WHAT TO PRODUCE
Can you quote word for word the lines of the records that begin at the line containing "bar [97,25,307,44]" and stop after the line containing "bar [97,363,234,382]", with both of those lines included?
-- start of SOURCE DATA --
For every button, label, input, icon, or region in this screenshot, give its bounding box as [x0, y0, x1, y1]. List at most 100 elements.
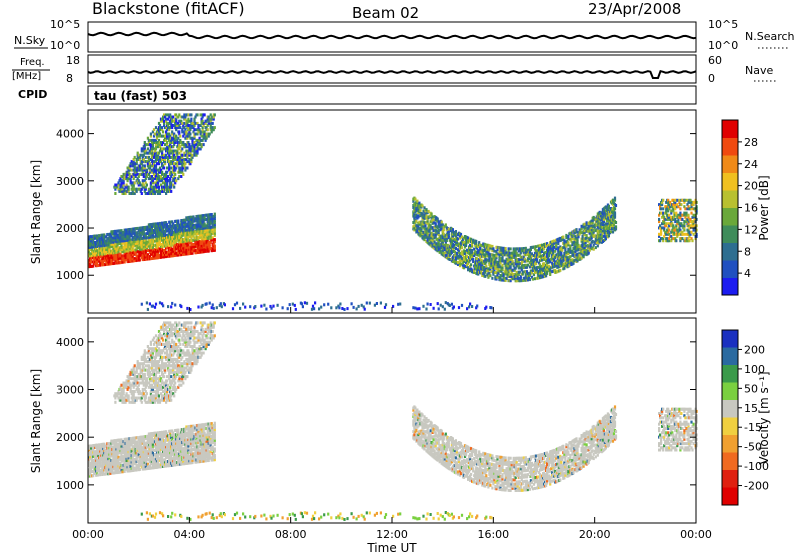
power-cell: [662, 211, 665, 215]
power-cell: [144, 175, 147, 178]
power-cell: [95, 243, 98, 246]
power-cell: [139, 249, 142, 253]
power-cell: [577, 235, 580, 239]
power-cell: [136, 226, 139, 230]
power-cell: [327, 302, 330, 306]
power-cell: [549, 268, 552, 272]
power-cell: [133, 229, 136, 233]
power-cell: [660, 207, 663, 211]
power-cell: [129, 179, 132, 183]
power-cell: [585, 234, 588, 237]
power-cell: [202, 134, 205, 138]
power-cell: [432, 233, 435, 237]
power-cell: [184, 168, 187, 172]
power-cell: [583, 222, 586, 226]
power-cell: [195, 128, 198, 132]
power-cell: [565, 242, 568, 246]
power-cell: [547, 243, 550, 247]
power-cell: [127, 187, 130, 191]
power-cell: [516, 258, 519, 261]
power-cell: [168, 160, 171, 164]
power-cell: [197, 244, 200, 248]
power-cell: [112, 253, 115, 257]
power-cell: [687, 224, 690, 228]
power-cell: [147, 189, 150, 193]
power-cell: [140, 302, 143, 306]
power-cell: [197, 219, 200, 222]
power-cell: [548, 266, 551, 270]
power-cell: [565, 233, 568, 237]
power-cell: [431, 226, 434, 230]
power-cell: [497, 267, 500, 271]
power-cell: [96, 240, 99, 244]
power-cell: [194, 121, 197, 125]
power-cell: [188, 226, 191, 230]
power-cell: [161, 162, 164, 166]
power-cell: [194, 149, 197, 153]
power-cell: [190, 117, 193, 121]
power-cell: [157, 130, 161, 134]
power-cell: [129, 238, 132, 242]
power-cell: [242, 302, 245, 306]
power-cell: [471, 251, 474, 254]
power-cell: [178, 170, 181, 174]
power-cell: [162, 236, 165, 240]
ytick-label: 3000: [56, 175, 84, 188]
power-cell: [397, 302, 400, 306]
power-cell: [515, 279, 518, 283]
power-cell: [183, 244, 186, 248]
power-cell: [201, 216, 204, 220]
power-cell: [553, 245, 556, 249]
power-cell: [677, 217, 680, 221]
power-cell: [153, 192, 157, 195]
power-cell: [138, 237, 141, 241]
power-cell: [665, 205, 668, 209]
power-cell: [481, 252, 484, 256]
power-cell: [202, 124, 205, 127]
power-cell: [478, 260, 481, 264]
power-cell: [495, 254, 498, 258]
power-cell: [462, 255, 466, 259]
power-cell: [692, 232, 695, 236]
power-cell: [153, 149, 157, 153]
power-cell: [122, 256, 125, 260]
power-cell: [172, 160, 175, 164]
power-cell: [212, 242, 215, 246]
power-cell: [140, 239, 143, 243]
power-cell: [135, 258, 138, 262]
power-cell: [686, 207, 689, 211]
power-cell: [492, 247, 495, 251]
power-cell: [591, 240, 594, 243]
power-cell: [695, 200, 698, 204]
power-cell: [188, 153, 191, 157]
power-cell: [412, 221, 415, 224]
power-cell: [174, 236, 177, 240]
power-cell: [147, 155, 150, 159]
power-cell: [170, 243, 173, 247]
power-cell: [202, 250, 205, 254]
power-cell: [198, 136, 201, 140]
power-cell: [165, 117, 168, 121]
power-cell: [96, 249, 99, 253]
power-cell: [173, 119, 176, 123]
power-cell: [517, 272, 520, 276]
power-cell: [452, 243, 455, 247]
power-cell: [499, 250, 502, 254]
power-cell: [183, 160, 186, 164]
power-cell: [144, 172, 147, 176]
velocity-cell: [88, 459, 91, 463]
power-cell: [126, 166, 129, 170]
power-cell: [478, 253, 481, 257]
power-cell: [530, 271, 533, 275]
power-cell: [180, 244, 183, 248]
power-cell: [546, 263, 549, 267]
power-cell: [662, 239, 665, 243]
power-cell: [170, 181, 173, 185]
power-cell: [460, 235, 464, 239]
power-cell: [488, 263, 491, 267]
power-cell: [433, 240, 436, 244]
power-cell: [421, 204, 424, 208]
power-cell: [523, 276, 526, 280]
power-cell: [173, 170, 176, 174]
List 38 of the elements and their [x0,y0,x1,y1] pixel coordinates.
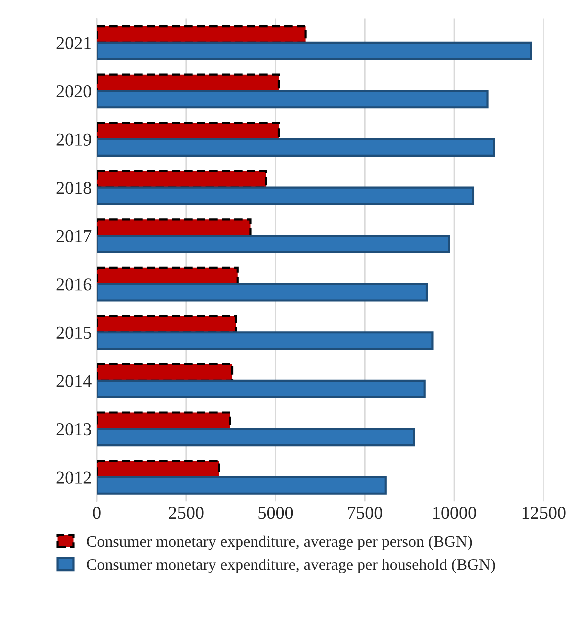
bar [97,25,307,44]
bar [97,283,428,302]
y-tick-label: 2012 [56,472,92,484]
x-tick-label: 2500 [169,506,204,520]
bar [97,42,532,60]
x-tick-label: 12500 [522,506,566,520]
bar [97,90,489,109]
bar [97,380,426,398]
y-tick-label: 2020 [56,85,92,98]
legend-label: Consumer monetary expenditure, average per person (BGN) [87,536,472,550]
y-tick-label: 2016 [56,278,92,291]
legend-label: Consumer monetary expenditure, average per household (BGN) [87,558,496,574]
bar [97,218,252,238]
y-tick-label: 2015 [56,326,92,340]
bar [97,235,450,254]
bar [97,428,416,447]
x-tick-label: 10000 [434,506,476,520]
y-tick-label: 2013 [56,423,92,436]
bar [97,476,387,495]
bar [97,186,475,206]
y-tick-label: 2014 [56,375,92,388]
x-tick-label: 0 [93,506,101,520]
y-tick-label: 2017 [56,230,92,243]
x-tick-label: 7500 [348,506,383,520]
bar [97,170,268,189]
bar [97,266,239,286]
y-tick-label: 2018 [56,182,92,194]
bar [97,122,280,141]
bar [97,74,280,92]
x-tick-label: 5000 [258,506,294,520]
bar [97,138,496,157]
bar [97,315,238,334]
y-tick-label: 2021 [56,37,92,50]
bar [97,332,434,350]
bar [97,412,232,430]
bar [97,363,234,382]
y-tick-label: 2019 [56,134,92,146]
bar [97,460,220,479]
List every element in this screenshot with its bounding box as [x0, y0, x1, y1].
-- end of SOURCE DATA --
-- start of SOURCE DATA --
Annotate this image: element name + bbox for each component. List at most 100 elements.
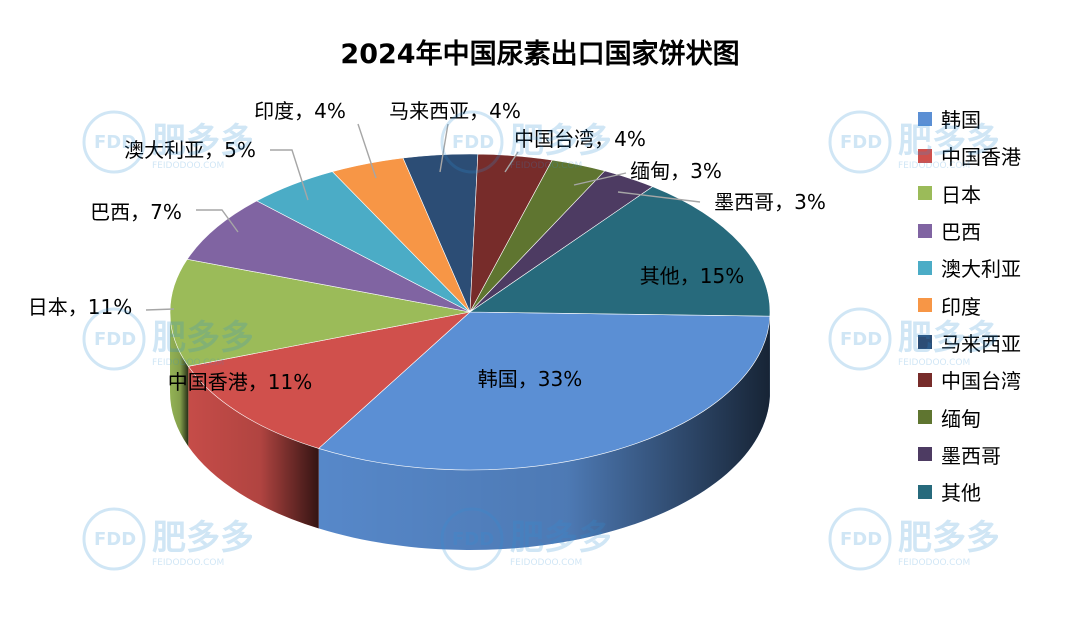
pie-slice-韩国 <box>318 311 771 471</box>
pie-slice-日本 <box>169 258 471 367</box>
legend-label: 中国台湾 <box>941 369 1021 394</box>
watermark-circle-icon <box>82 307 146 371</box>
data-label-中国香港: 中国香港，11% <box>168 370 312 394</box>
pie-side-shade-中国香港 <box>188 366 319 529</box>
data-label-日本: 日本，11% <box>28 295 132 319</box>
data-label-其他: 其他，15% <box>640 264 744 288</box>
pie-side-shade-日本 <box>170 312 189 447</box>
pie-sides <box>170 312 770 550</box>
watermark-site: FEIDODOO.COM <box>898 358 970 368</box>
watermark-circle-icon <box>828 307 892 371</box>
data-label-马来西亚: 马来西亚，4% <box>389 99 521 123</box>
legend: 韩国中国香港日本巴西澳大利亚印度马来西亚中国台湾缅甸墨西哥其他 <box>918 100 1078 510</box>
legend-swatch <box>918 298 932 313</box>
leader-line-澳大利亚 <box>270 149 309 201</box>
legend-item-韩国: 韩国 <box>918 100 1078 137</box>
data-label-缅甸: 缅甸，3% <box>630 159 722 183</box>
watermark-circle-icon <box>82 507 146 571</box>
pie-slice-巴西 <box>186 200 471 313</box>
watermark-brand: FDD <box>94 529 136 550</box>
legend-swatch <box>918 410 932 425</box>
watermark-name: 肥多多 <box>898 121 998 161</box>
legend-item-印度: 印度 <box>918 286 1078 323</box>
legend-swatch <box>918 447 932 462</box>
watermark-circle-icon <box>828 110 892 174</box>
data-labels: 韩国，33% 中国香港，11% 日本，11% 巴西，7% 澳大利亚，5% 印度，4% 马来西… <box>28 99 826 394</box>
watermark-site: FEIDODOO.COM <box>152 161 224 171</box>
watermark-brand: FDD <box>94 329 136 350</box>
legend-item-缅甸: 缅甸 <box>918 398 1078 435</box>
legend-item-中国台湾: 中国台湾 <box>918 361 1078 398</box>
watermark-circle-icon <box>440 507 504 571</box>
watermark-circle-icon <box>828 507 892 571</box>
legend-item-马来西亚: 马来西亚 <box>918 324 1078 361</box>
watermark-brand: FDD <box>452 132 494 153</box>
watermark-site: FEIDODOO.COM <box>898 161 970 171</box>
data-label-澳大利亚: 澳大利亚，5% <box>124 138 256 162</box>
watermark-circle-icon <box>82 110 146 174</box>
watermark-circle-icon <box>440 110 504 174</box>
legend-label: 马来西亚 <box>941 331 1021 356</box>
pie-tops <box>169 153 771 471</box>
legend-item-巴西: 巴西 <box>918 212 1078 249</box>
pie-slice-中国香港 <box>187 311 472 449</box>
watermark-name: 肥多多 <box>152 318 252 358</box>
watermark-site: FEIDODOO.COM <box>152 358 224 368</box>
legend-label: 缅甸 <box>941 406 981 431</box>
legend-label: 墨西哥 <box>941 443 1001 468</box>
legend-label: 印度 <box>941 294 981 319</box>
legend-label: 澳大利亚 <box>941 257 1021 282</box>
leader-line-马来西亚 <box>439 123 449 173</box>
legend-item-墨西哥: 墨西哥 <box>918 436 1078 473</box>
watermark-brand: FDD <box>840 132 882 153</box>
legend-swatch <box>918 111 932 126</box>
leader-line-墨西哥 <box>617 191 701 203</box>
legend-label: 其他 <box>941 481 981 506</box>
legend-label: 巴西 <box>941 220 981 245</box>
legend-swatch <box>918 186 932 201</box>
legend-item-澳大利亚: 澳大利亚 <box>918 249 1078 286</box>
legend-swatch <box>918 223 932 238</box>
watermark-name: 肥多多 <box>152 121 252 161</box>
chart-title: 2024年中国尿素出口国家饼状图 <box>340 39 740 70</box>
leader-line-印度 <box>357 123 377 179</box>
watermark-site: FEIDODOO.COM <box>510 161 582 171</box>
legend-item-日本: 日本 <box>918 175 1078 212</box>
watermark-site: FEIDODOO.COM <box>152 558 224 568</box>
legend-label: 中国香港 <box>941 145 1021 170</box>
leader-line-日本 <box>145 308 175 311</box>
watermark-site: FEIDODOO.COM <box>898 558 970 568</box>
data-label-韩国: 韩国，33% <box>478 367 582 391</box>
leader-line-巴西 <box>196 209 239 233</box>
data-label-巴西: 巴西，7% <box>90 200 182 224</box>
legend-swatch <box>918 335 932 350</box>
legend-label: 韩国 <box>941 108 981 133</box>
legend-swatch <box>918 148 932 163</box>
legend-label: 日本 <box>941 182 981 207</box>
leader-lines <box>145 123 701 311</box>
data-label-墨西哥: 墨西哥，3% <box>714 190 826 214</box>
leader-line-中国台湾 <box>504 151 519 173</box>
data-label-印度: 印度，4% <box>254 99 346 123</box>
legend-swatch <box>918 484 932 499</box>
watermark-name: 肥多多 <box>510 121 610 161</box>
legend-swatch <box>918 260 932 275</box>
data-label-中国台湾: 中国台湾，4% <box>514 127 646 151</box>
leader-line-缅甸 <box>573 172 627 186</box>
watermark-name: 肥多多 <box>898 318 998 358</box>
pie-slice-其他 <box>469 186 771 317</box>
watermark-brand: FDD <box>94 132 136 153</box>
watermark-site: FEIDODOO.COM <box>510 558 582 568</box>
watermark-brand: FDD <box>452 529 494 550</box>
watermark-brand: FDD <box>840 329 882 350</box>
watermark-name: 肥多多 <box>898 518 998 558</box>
-- end of SOURCE DATA --
COMPLETE OUTPUT
bar [97,25,307,44]
bar [97,283,428,302]
y-tick-label: 2012 [56,472,92,484]
x-tick-label: 2500 [169,506,204,520]
bar [97,42,532,60]
x-tick-label: 12500 [522,506,566,520]
bar [97,90,489,109]
bar [97,380,426,398]
y-tick-label: 2020 [56,85,92,98]
legend-label: Consumer monetary expenditure, average per person (BGN) [87,536,472,550]
y-tick-label: 2016 [56,278,92,291]
legend-label: Consumer monetary expenditure, average per household (BGN) [87,558,496,574]
bar [97,218,252,238]
y-tick-label: 2015 [56,326,92,340]
bar [97,235,450,254]
bar [97,428,416,447]
x-tick-label: 10000 [434,506,476,520]
y-tick-label: 2013 [56,423,92,436]
bar [97,476,387,495]
bar [97,186,475,206]
y-tick-label: 2014 [56,375,92,388]
x-tick-label: 0 [93,506,101,520]
y-tick-label: 2017 [56,230,92,243]
x-tick-label: 7500 [348,506,383,520]
bar [97,170,268,189]
bar [97,266,239,286]
y-tick-label: 2018 [56,182,92,194]
bar [97,122,280,141]
bar [97,74,280,92]
x-tick-label: 5000 [258,506,294,520]
bar [97,138,496,157]
bar [97,315,238,334]
y-tick-label: 2021 [56,37,92,50]
bar [97,332,434,350]
bar [97,412,232,430]
bar [97,363,234,382]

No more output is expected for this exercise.